**RECORDS FOR PROCESSING**
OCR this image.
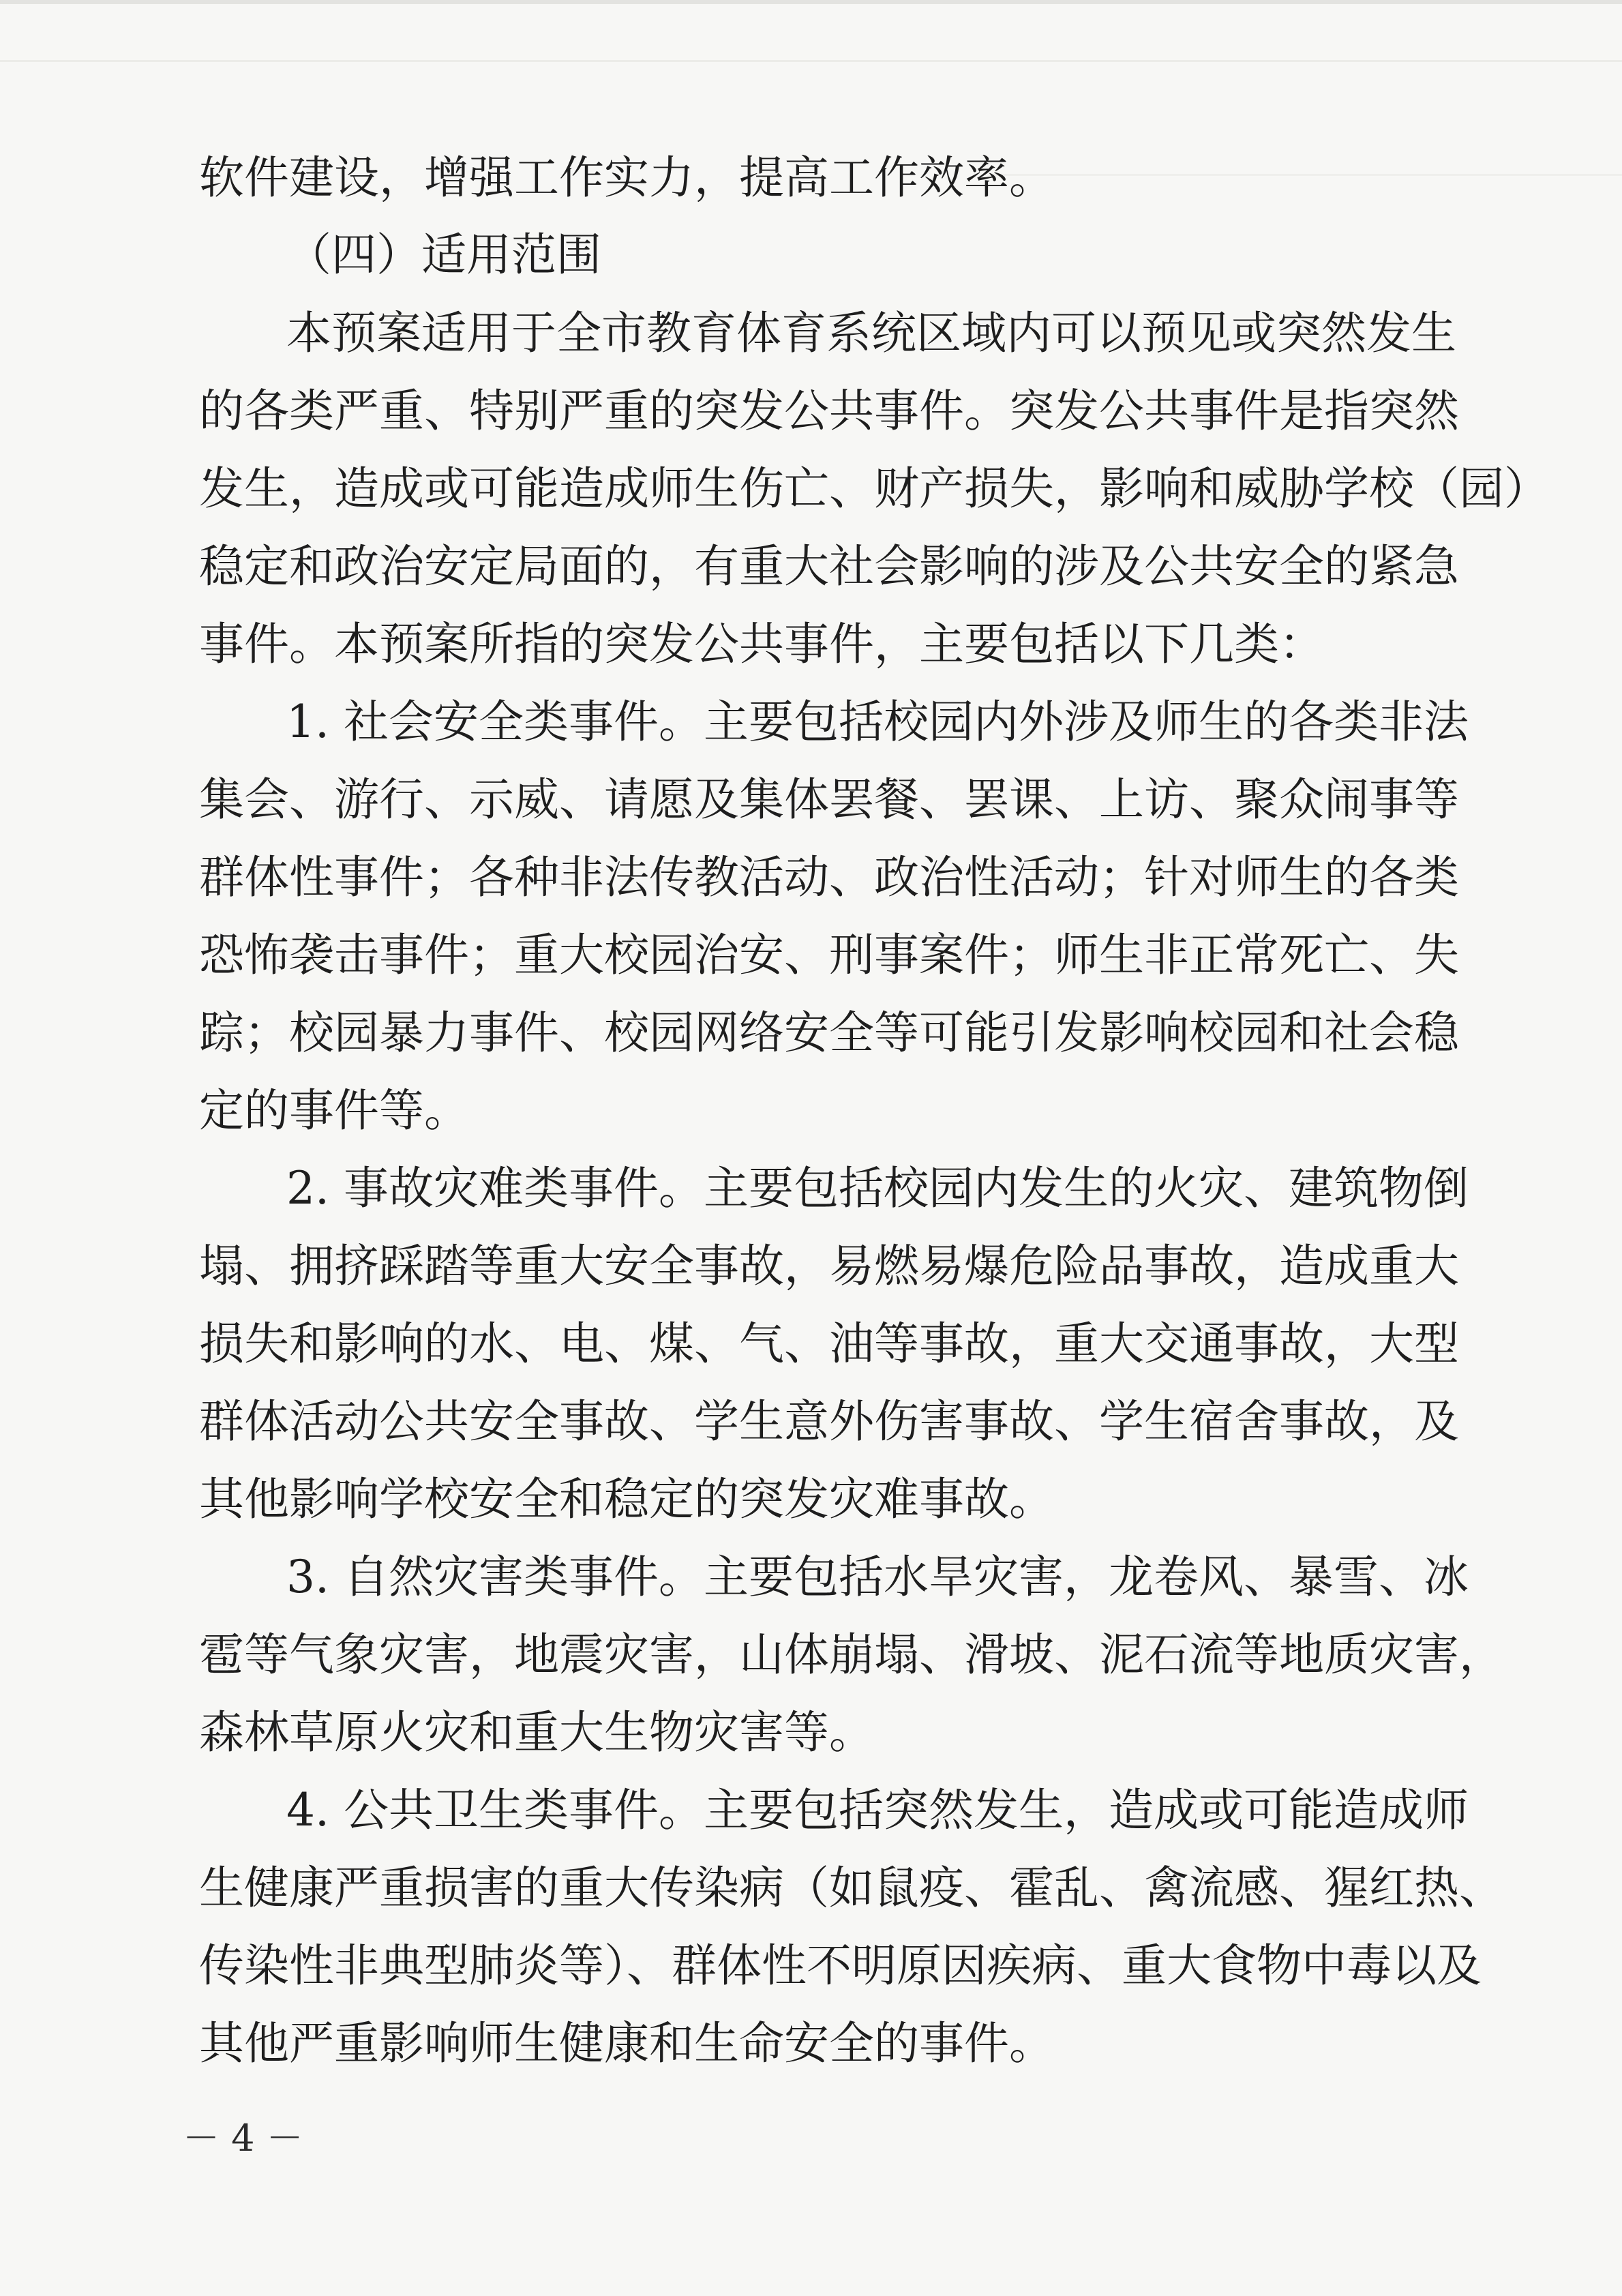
软件建设，增强工作实力，提高工作效率。
（四）适用范围
本预案适用于全市教育体育系统区域内可以预见或突然发生
的各类严重、特别严重的突发公共事件。突发公共事件是指突然
发生，造成或可能造成师生伤亡、财产损失，影响和威胁学校（园）
稳定和政治安定局面的，有重大社会影响的涉及公共安全的紧急
事件。本预案所指的突发公共事件，主要包括以下几类：
1. 社会安全类事件。主要包括校园内外涉及师生的各类非法
集会、游行、示威、请愿及集体罢餐、罢课、上访、聚众闹事等
群体性事件；各种非法传教活动、政治性活动；针对师生的各类
恐怖袭击事件；重大校园治安、刑事案件；师生非正常死亡、失
踪；校园暴力事件、校园网络安全等可能引发影响校园和社会稳
定的事件等。
2. 事故灾难类事件。主要包括校园内发生的火灾、建筑物倒
塌、拥挤踩踏等重大安全事故，易燃易爆危险品事故，造成重大
损失和影响的水、电、煤、气、油等事故，重大交通事故，大型
群体活动公共安全事故、学生意外伤害事故、学生宿舍事故，及
其他影响学校安全和稳定的突发灾难事故。
3. 自然灾害类事件。主要包括水旱灾害，龙卷风、暴雪、冰
雹等气象灾害，地震灾害，山体崩塌、滑坡、泥石流等地质灾害，
森林草原火灾和重大生物灾害等。
4. 公共卫生类事件。主要包括突然发生，造成或可能造成师
生健康严重损害的重大传染病（如鼠疫、霍乱、禽流感、猩红热、
传染性非典型肺炎等）、群体性不明原因疾病、重大食物中毒以及
其他严重影响师生健康和生命安全的事件。
－ 4 －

**WORK TO BE COMPLETED**
Copy the records exactly as they appear, excluding images.

**RIGHT ANSWER**
OCR this image.
软件建设，增强工作实力，提高工作效率。
（四）适用范围
本预案适用于全市教育体育系统区域内可以预见或突然发生
的各类严重、特别严重的突发公共事件。突发公共事件是指突然
发生，造成或可能造成师生伤亡、财产损失，影响和威胁学校（园）
稳定和政治安定局面的，有重大社会影响的涉及公共安全的紧急
事件。本预案所指的突发公共事件，主要包括以下几类：
1. 社会安全类事件。主要包括校园内外涉及师生的各类非法
集会、游行、示威、请愿及集体罢餐、罢课、上访、聚众闹事等
群体性事件；各种非法传教活动、政治性活动；针对师生的各类
恐怖袭击事件；重大校园治安、刑事案件；师生非正常死亡、失
踪；校园暴力事件、校园网络安全等可能引发影响校园和社会稳
定的事件等。
2. 事故灾难类事件。主要包括校园内发生的火灾、建筑物倒
塌、拥挤踩踏等重大安全事故，易燃易爆危险品事故，造成重大
损失和影响的水、电、煤、气、油等事故，重大交通事故，大型
群体活动公共安全事故、学生意外伤害事故、学生宿舍事故，及
其他影响学校安全和稳定的突发灾难事故。
3. 自然灾害类事件。主要包括水旱灾害，龙卷风、暴雪、冰
雹等气象灾害，地震灾害，山体崩塌、滑坡、泥石流等地质灾害，
森林草原火灾和重大生物灾害等。
4. 公共卫生类事件。主要包括突然发生，造成或可能造成师
生健康严重损害的重大传染病（如鼠疫、霍乱、禽流感、猩红热、
传染性非典型肺炎等）、群体性不明原因疾病、重大食物中毒以及
其他严重影响师生健康和生命安全的事件。
－ 4 －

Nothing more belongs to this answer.